EXERCISE GOAL:
Gather all lines in the records below that include the word "JSON".

# INPUT ROWS start

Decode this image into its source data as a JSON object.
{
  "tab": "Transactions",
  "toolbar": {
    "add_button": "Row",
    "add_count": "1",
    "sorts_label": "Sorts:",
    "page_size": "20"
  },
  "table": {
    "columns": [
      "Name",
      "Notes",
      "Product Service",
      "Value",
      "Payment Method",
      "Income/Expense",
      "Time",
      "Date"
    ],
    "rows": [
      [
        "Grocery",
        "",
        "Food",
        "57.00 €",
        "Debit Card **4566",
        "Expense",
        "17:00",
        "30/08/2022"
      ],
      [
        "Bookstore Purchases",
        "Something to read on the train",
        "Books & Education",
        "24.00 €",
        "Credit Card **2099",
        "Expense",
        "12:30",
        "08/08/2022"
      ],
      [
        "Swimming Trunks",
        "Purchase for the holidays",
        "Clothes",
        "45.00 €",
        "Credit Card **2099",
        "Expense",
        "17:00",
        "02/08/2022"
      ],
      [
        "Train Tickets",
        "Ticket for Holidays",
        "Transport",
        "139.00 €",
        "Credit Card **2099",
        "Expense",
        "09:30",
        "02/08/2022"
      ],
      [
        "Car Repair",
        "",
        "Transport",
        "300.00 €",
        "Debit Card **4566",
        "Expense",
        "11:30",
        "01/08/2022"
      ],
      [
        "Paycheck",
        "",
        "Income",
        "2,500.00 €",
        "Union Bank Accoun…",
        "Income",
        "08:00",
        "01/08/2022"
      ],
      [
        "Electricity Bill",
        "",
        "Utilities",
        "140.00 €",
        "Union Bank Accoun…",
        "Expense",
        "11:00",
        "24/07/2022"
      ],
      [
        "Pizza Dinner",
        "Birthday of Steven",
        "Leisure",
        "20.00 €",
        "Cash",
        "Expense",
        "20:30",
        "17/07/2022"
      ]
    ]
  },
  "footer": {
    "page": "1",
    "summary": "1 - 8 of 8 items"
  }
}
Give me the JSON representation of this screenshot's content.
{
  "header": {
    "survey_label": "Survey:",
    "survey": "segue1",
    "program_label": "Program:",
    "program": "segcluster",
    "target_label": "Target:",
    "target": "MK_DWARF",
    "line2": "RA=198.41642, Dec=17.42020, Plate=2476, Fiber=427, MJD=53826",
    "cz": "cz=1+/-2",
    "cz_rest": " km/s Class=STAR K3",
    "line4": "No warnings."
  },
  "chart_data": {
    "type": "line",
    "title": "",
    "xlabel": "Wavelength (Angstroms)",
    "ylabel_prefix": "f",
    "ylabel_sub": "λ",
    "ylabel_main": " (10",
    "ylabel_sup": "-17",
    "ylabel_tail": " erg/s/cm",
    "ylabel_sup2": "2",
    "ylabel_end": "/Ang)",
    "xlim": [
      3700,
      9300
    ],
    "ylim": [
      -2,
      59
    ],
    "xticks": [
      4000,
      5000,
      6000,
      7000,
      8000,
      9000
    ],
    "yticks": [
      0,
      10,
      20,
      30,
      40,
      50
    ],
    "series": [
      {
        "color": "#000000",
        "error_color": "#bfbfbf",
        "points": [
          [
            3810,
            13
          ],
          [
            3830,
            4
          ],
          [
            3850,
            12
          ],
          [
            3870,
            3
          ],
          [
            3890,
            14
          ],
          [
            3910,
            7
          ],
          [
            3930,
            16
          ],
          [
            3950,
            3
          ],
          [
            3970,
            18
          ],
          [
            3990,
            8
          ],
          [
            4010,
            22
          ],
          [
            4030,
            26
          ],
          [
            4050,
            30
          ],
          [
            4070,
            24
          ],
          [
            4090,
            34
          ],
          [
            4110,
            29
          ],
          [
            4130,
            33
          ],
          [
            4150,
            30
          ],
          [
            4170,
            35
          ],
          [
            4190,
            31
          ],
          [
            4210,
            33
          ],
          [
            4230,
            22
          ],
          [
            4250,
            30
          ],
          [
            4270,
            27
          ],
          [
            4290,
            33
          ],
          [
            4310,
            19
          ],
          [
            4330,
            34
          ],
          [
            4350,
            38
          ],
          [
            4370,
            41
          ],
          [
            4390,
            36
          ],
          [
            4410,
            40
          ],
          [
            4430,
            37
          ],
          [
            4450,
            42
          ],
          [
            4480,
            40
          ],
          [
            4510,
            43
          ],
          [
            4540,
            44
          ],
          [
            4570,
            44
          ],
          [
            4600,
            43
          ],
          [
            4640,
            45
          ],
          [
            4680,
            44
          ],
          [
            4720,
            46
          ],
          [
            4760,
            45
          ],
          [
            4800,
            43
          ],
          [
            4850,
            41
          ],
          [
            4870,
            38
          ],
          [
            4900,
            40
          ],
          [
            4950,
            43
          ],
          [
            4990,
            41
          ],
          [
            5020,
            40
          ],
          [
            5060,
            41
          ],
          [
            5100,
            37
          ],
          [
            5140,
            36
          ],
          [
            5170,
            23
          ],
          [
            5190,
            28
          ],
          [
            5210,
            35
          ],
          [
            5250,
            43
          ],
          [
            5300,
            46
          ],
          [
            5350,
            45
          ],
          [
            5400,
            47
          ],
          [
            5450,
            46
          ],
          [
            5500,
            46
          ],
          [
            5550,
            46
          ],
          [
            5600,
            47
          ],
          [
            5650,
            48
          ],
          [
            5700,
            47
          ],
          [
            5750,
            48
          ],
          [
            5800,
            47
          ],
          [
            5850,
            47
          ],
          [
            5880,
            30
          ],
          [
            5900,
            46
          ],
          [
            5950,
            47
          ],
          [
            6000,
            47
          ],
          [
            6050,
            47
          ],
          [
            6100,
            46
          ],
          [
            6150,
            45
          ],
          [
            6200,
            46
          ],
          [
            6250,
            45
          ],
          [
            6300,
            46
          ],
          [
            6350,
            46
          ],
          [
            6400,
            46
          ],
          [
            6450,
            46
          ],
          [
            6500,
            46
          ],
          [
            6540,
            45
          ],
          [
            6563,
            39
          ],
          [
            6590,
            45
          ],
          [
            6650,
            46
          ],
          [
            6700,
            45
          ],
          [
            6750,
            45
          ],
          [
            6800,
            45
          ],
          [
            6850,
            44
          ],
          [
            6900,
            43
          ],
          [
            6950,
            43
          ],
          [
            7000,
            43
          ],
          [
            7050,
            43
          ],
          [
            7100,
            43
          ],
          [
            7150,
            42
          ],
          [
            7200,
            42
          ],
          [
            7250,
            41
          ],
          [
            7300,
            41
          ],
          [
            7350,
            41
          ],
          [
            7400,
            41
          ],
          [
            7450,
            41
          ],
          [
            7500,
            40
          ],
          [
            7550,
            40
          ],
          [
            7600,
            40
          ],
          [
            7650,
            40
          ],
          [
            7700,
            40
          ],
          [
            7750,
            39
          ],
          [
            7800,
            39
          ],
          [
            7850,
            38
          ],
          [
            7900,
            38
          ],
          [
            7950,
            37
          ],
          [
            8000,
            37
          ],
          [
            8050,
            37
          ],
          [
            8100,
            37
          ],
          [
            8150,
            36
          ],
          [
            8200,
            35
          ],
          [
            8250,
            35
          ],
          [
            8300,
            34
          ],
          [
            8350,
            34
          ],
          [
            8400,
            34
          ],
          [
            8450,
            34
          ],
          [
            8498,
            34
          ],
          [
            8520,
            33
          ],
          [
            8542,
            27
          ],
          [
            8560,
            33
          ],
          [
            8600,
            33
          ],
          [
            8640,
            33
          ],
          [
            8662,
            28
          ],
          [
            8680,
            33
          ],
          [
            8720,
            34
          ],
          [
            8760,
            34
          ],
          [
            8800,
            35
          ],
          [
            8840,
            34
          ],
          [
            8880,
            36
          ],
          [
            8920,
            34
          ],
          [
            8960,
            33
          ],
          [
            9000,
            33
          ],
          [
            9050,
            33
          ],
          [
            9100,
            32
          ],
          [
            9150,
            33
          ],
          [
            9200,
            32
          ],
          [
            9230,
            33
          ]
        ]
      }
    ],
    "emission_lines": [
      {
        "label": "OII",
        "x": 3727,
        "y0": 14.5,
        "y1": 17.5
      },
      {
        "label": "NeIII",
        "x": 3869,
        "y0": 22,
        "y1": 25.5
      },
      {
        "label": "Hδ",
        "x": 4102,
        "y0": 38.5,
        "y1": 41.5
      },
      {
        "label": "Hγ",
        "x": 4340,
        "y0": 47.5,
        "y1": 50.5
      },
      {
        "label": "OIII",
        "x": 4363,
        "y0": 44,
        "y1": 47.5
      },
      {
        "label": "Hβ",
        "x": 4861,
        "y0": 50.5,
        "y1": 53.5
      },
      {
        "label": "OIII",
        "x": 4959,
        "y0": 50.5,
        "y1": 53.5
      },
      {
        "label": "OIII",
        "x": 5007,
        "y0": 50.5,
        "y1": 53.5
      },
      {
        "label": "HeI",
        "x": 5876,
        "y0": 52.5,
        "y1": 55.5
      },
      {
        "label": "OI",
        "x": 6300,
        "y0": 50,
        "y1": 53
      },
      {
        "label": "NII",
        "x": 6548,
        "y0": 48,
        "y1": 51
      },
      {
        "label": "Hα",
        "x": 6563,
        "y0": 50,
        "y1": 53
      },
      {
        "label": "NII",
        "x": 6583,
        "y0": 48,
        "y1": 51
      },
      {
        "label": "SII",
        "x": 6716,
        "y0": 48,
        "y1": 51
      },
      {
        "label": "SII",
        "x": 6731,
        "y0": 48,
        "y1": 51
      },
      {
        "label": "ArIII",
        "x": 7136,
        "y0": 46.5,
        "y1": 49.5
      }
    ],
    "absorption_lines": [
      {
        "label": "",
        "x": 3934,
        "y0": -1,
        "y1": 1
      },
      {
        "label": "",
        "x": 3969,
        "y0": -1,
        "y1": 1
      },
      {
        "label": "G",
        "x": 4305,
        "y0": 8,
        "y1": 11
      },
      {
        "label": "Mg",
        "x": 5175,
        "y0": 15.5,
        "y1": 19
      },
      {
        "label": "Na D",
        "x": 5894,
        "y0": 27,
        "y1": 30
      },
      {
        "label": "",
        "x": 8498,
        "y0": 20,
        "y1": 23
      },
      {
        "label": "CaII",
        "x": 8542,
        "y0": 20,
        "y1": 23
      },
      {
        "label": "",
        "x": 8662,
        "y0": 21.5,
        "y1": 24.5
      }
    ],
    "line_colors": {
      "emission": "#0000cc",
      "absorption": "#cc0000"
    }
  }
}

# INPUT ROWS end

EXPECTED OUTPUT:
Decode this image into its source data as a JSON object.
Give me the JSON representation of this screenshot's content.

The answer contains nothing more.